What you are asked to do →
Show every line that has the string "REYNOLDS" in it.

(Stored data entries)
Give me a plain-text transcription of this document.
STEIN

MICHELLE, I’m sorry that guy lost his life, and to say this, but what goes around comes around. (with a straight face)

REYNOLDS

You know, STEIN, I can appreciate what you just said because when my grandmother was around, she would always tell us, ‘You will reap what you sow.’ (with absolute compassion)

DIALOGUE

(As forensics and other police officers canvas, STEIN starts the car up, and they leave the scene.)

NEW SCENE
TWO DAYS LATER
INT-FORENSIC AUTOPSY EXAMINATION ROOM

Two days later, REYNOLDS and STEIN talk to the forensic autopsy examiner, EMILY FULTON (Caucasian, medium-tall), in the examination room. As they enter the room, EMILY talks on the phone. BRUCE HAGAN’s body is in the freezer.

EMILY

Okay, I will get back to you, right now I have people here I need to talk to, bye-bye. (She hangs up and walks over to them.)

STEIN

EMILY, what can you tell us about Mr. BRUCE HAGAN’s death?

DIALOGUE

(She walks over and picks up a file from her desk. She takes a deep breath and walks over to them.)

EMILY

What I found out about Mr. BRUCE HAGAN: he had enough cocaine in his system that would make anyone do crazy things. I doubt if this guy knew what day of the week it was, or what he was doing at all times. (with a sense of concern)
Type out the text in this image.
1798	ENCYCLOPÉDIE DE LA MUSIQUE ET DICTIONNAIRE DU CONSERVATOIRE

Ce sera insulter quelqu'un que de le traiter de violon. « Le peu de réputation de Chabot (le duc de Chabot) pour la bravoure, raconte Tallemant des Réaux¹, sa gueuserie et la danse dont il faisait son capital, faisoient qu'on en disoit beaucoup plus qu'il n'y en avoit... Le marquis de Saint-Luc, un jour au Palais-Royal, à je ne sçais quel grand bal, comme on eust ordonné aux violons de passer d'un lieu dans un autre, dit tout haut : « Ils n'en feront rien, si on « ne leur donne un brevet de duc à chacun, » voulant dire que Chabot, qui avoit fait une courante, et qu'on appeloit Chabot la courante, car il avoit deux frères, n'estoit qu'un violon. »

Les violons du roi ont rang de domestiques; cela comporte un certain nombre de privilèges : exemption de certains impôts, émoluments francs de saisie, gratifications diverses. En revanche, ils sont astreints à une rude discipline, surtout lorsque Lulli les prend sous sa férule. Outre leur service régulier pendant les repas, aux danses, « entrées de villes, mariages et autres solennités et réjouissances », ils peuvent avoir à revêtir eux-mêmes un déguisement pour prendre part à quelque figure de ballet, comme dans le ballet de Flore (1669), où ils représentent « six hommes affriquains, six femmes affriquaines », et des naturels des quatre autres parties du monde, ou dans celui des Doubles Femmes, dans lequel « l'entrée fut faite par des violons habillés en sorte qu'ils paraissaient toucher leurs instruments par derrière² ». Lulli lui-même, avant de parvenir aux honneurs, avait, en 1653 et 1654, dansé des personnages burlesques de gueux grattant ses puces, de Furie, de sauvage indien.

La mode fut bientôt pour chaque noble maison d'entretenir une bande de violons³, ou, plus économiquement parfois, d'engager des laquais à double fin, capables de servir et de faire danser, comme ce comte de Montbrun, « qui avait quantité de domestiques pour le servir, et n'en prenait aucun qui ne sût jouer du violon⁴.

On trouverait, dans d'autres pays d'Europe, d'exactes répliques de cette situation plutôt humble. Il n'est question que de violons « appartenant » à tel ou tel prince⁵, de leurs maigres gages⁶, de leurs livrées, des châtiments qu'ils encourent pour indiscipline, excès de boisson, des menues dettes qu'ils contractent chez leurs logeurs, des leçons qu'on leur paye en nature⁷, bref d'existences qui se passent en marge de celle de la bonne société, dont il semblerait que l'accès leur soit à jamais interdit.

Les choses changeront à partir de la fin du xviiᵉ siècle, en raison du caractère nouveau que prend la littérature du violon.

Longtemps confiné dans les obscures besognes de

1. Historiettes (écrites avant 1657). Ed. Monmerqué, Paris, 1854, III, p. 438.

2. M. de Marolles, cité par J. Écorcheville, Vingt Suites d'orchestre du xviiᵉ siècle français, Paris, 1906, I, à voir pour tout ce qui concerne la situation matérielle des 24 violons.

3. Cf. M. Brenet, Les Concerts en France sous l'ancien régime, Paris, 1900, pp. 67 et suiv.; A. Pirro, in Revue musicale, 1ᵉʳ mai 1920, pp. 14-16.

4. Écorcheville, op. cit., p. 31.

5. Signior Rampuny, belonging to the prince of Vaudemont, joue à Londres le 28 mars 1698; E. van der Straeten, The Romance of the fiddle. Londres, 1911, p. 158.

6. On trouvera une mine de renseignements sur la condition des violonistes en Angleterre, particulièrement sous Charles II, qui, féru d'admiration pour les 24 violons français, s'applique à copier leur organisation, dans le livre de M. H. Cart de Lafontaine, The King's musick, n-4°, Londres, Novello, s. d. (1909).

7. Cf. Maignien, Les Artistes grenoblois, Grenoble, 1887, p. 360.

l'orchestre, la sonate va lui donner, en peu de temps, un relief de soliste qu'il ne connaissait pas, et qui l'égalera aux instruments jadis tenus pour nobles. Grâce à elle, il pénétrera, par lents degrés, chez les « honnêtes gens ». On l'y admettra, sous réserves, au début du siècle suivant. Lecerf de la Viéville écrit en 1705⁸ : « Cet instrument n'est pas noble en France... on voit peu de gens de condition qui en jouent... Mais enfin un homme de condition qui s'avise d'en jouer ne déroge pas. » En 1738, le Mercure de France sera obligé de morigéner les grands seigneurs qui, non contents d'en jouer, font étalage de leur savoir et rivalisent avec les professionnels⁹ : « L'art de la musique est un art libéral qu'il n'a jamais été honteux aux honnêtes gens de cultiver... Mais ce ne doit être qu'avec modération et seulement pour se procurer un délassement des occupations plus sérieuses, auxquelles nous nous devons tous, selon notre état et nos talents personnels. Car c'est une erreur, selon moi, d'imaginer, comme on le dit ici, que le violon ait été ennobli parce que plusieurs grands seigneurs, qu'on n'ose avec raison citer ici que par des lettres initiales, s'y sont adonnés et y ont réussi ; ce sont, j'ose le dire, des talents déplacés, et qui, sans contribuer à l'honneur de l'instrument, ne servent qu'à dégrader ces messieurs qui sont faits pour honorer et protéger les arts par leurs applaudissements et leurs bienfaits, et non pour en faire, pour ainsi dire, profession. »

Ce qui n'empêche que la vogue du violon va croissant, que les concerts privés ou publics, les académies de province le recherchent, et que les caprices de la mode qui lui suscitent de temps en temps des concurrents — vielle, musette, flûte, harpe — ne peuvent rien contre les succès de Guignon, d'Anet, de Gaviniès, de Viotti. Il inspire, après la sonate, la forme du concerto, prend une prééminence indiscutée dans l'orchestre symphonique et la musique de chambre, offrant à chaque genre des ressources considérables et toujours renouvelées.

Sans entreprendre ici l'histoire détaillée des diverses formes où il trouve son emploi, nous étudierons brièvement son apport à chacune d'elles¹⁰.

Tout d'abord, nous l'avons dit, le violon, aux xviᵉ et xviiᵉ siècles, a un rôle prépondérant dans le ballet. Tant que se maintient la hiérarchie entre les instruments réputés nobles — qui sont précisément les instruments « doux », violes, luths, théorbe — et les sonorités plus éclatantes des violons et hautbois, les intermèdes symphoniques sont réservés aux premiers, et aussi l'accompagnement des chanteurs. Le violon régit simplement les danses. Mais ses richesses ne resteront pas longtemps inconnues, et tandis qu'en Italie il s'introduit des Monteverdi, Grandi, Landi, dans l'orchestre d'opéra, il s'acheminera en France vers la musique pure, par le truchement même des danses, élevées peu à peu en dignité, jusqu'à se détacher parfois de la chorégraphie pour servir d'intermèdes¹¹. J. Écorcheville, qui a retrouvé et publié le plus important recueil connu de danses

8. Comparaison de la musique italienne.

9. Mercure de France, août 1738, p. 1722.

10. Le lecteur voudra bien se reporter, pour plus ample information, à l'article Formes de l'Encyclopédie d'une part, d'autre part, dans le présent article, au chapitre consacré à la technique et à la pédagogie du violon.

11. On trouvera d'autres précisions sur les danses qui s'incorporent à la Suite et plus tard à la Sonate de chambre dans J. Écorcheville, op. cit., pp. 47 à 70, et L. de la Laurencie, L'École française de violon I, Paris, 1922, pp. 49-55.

Response for this exercise →
REYNOLDS
Two days later, REYNOLDS and STEIN talk to the forensic autopsy examiner, EMILY FULTON (Caucasian, medium-tall), in the examination room. As they enter the room, EMILY talks on the phone. BRUCE HAGAN’s body is in the freezer.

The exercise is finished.